- _Work instructions_
Look through the data and write out every line with the word "unnatural" in it.

Extracted data entries

┄┄┄┄┄┄┄┄┄┄┄┄┄┄┄┄┄┄┄┄

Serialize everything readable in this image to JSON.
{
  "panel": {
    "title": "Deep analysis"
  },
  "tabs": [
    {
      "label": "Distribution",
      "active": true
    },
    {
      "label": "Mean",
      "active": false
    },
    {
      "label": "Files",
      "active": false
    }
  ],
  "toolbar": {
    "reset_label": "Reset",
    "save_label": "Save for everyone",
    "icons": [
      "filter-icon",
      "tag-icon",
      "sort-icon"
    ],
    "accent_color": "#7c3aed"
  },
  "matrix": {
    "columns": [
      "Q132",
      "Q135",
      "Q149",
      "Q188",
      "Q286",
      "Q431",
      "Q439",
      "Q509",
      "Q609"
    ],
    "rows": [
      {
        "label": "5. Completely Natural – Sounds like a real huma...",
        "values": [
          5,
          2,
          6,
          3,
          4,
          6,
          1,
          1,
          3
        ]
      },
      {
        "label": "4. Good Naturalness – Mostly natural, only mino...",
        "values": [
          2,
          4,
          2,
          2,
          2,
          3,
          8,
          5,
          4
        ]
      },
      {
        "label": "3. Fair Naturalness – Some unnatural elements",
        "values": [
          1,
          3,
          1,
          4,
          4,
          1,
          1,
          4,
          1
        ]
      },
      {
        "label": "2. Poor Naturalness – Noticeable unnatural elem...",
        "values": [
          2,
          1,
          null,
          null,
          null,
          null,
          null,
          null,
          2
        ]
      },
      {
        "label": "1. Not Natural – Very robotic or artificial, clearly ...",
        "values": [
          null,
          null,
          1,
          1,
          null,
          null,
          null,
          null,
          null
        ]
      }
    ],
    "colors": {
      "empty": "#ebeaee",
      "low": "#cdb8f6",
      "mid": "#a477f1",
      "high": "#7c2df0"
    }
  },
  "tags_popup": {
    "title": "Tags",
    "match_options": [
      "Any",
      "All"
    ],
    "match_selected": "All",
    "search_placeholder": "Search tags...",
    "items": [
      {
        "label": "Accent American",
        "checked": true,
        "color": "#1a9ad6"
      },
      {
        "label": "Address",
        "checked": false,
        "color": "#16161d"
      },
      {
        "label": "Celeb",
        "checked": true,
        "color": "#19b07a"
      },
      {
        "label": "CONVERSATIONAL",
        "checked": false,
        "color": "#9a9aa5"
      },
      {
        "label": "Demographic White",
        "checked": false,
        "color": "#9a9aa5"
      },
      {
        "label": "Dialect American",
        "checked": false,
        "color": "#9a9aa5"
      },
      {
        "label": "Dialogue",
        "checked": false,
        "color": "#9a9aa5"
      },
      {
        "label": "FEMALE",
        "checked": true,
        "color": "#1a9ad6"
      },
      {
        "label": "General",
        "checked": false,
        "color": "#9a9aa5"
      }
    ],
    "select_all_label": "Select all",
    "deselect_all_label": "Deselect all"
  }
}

┄┄┄┄┄┄┄┄┄┄┄┄┄┄┄┄┄┄┄┄

- _Exercise result_
        "label": "3. Fair Naturalness – Some unnatural elements",
        "label": "2. Poor Naturalness – Noticeable unnatural elem...",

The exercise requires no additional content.